- [SOURCE RECORDS]:
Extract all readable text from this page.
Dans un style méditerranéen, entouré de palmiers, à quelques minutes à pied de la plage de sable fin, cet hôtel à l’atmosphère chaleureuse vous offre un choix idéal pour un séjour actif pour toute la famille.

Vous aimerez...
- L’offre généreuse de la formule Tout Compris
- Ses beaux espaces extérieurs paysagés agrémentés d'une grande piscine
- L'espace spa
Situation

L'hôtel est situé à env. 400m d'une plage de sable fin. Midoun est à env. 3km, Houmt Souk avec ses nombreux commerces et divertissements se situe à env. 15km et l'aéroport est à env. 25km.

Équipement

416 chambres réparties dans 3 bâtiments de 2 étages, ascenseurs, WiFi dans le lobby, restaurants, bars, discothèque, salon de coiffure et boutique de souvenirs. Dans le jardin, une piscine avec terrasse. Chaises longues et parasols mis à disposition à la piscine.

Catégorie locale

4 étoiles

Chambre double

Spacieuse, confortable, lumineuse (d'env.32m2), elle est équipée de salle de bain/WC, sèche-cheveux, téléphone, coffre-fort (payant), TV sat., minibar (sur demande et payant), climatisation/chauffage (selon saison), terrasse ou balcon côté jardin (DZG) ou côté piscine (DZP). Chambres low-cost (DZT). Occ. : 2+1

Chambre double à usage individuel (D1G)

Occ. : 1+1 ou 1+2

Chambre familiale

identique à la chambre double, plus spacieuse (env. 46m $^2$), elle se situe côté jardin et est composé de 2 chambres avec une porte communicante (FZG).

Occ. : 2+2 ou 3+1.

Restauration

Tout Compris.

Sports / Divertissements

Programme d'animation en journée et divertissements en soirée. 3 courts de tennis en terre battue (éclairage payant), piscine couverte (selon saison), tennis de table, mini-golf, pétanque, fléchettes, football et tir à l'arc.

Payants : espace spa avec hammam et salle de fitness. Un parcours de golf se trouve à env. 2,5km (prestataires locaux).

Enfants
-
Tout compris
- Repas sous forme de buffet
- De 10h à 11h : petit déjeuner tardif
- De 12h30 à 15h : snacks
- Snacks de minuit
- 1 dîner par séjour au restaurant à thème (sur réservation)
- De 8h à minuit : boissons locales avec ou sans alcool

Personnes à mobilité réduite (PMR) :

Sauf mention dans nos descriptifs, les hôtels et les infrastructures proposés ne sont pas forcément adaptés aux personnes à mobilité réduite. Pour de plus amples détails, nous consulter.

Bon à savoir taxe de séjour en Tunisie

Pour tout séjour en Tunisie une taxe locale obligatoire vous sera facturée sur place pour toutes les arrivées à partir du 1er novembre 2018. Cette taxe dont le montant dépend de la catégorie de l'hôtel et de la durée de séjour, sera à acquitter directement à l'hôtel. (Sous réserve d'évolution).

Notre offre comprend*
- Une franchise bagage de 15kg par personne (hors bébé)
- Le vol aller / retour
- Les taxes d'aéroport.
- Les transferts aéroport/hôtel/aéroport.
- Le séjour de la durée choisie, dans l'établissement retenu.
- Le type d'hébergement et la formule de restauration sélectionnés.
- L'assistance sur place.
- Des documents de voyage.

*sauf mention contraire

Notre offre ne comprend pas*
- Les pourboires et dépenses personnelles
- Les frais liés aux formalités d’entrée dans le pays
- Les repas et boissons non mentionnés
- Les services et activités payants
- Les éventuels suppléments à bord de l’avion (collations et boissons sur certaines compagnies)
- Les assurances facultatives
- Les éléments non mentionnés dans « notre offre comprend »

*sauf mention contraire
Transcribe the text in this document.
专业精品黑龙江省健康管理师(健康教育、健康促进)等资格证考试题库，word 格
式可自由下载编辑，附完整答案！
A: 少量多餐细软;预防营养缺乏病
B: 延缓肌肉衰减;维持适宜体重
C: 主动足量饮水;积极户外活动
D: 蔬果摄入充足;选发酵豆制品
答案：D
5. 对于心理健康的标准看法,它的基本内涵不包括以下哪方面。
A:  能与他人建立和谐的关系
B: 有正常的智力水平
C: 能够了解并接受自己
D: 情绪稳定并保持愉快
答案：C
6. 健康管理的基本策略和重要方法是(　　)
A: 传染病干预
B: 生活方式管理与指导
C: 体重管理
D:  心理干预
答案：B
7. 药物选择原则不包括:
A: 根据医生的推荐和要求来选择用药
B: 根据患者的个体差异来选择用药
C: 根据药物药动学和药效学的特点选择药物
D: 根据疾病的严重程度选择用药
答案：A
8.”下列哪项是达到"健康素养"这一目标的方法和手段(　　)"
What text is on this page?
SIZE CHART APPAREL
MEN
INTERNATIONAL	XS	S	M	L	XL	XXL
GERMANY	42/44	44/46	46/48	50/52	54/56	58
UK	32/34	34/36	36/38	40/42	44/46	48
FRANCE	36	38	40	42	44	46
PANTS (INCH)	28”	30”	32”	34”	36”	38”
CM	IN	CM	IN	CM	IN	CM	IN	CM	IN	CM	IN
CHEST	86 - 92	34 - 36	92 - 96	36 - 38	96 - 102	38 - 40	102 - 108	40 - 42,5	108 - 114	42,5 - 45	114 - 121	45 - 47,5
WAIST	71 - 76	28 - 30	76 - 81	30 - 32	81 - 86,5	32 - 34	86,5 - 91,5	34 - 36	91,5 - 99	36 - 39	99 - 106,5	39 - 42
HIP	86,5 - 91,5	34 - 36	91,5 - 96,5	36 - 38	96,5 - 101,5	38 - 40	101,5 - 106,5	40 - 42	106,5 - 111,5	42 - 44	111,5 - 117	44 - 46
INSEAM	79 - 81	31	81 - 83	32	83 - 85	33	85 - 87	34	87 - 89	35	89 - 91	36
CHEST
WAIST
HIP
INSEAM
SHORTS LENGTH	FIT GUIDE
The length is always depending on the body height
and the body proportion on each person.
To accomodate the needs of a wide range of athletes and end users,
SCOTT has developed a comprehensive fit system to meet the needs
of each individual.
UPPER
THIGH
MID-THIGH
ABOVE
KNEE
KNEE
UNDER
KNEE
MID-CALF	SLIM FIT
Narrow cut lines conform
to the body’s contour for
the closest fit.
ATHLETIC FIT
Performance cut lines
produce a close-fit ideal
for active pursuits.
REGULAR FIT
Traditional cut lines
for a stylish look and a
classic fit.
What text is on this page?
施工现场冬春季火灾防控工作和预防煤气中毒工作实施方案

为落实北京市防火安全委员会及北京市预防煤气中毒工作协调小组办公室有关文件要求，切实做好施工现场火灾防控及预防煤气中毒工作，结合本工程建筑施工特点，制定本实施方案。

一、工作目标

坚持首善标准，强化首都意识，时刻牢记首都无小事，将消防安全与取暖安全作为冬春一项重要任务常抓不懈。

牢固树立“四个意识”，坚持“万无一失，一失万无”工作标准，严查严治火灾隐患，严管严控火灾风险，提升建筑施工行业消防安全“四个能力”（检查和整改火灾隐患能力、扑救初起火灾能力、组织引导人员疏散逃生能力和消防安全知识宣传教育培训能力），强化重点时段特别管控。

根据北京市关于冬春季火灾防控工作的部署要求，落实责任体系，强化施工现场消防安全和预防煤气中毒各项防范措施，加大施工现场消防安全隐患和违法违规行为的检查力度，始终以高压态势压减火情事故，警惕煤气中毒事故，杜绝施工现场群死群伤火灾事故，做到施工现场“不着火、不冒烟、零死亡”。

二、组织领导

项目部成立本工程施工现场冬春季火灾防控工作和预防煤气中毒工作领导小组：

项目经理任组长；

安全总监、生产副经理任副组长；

- [STATED TASK]:
Please quote every record above exactly as it appears.

- [EXERCISE SOLUTION]:
Extract all readable text from this page.
Dans un style méditerranéen, entouré de palmiers, à quelques minutes à pied de la plage de sable fin, cet hôtel à l’atmosphère chaleureuse vous offre un choix idéal pour un séjour actif pour toute la famille.

Vous aimerez...
- L’offre généreuse de la formule Tout Compris
- Ses beaux espaces extérieurs paysagés agrémentés d'une grande piscine
- L'espace spa
Situation

L'hôtel est situé à env. 400m d'une plage de sable fin. Midoun est à env. 3km, Houmt Souk avec ses nombreux commerces et divertissements se situe à env. 15km et l'aéroport est à env. 25km.

Équipement

416 chambres réparties dans 3 bâtiments de 2 étages, ascenseurs, WiFi dans le lobby, restaurants, bars, discothèque, salon de coiffure et boutique de souvenirs. Dans le jardin, une piscine avec terrasse. Chaises longues et parasols mis à disposition à la piscine.

Catégorie locale

4 étoiles

Chambre double

Spacieuse, confortable, lumineuse (d'env.32m2), elle est équipée de salle de bain/WC, sèche-cheveux, téléphone, coffre-fort (payant), TV sat., minibar (sur demande et payant), climatisation/chauffage (selon saison), terrasse ou balcon côté jardin (DZG) ou côté piscine (DZP). Chambres low-cost (DZT). Occ. : 2+1

Chambre double à usage individuel (D1G)

Occ. : 1+1 ou 1+2

Chambre familiale

identique à la chambre double, plus spacieuse (env. 46m $^2$), elle se situe côté jardin et est composé de 2 chambres avec une porte communicante (FZG).

Occ. : 2+2 ou 3+1.

Restauration

Tout Compris.

Sports / Divertissements

Programme d'animation en journée et divertissements en soirée. 3 courts de tennis en terre battue (éclairage payant), piscine couverte (selon saison), tennis de table, mini-golf, pétanque, fléchettes, football et tir à l'arc.

Payants : espace spa avec hammam et salle de fitness. Un parcours de golf se trouve à env. 2,5km (prestataires locaux).

Enfants
-
Tout compris
- Repas sous forme de buffet
- De 10h à 11h : petit déjeuner tardif
- De 12h30 à 15h : snacks
- Snacks de minuit
- 1 dîner par séjour au restaurant à thème (sur réservation)
- De 8h à minuit : boissons locales avec ou sans alcool

Personnes à mobilité réduite (PMR) :

Sauf mention dans nos descriptifs, les hôtels et les infrastructures proposés ne sont pas forcément adaptés aux personnes à mobilité réduite. Pour de plus amples détails, nous consulter.

Bon à savoir taxe de séjour en Tunisie

Pour tout séjour en Tunisie une taxe locale obligatoire vous sera facturée sur place pour toutes les arrivées à partir du 1er novembre 2018. Cette taxe dont le montant dépend de la catégorie de l'hôtel et de la durée de séjour, sera à acquitter directement à l'hôtel. (Sous réserve d'évolution).

Notre offre comprend*
- Une franchise bagage de 15kg par personne (hors bébé)
- Le vol aller / retour
- Les taxes d'aéroport.
- Les transferts aéroport/hôtel/aéroport.
- Le séjour de la durée choisie, dans l'établissement retenu.
- Le type d'hébergement et la formule de restauration sélectionnés.
- L'assistance sur place.
- Des documents de voyage.

*sauf mention contraire

Notre offre ne comprend pas*
- Les pourboires et dépenses personnelles
- Les frais liés aux formalités d’entrée dans le pays
- Les repas et boissons non mentionnés
- Les services et activités payants
- Les éventuels suppléments à bord de l’avion (collations et boissons sur certaines compagnies)
- Les assurances facultatives
- Les éléments non mentionnés dans « notre offre comprend »

*sauf mention contraire
Transcribe the text in this document.
专业精品黑龙江省健康管理师(健康教育、健康促进)等资格证考试题库，word 格
式可自由下载编辑，附完整答案！
A: 少量多餐细软;预防营养缺乏病
B: 延缓肌肉衰减;维持适宜体重
C: 主动足量饮水;积极户外活动
D: 蔬果摄入充足;选发酵豆制品
答案：D
5. 对于心理健康的标准看法,它的基本内涵不包括以下哪方面。
A:  能与他人建立和谐的关系
B: 有正常的智力水平
C: 能够了解并接受自己
D: 情绪稳定并保持愉快
答案：C
6. 健康管理的基本策略和重要方法是(　　)
A: 传染病干预
B: 生活方式管理与指导
C: 体重管理
D:  心理干预
答案：B
7. 药物选择原则不包括:
A: 根据医生的推荐和要求来选择用药
B: 根据患者的个体差异来选择用药
C: 根据药物药动学和药效学的特点选择药物
D: 根据疾病的严重程度选择用药
答案：A
8.”下列哪项是达到"健康素养"这一目标的方法和手段(　　)"
What text is on this page?
SIZE CHART APPAREL
MEN
INTERNATIONAL	XS	S	M	L	XL	XXL
GERMANY	42/44	44/46	46/48	50/52	54/56	58
UK	32/34	34/36	36/38	40/42	44/46	48
FRANCE	36	38	40	42	44	46
PANTS (INCH)	28”	30”	32”	34”	36”	38”
CM	IN	CM	IN	CM	IN	CM	IN	CM	IN	CM	IN
CHEST	86 - 92	34 - 36	92 - 96	36 - 38	96 - 102	38 - 40	102 - 108	40 - 42,5	108 - 114	42,5 - 45	114 - 121	45 - 47,5
WAIST	71 - 76	28 - 30	76 - 81	30 - 32	81 - 86,5	32 - 34	86,5 - 91,5	34 - 36	91,5 - 99	36 - 39	99 - 106,5	39 - 42
HIP	86,5 - 91,5	34 - 36	91,5 - 96,5	36 - 38	96,5 - 101,5	38 - 40	101,5 - 106,5	40 - 42	106,5 - 111,5	42 - 44	111,5 - 117	44 - 46
INSEAM	79 - 81	31	81 - 83	32	83 - 85	33	85 - 87	34	87 - 89	35	89 - 91	36
CHEST
WAIST
HIP
INSEAM
SHORTS LENGTH	FIT GUIDE
The length is always depending on the body height
and the body proportion on each person.
To accomodate the needs of a wide range of athletes and end users,
SCOTT has developed a comprehensive fit system to meet the needs
of each individual.
UPPER
THIGH
MID-THIGH
ABOVE
KNEE
KNEE
UNDER
KNEE
MID-CALF	SLIM FIT
Narrow cut lines conform
to the body’s contour for
the closest fit.
ATHLETIC FIT
Performance cut lines
produce a close-fit ideal
for active pursuits.
REGULAR FIT
Traditional cut lines
for a stylish look and a
classic fit.
What text is on this page?
施工现场冬春季火灾防控工作和预防煤气中毒工作实施方案

为落实北京市防火安全委员会及北京市预防煤气中毒工作协调小组办公室有关文件要求，切实做好施工现场火灾防控及预防煤气中毒工作，结合本工程建筑施工特点，制定本实施方案。

一、工作目标

坚持首善标准，强化首都意识，时刻牢记首都无小事，将消防安全与取暖安全作为冬春一项重要任务常抓不懈。

牢固树立“四个意识”，坚持“万无一失，一失万无”工作标准，严查严治火灾隐患，严管严控火灾风险，提升建筑施工行业消防安全“四个能力”（检查和整改火灾隐患能力、扑救初起火灾能力、组织引导人员疏散逃生能力和消防安全知识宣传教育培训能力），强化重点时段特别管控。

根据北京市关于冬春季火灾防控工作的部署要求，落实责任体系，强化施工现场消防安全和预防煤气中毒各项防范措施，加大施工现场消防安全隐患和违法违规行为的检查力度，始终以高压态势压减火情事故，警惕煤气中毒事故，杜绝施工现场群死群伤火灾事故，做到施工现场“不着火、不冒烟、零死亡”。

二、组织领导

项目部成立本工程施工现场冬春季火灾防控工作和预防煤气中毒工作领导小组：

项目经理任组长；

安全总监、生产副经理任副组长；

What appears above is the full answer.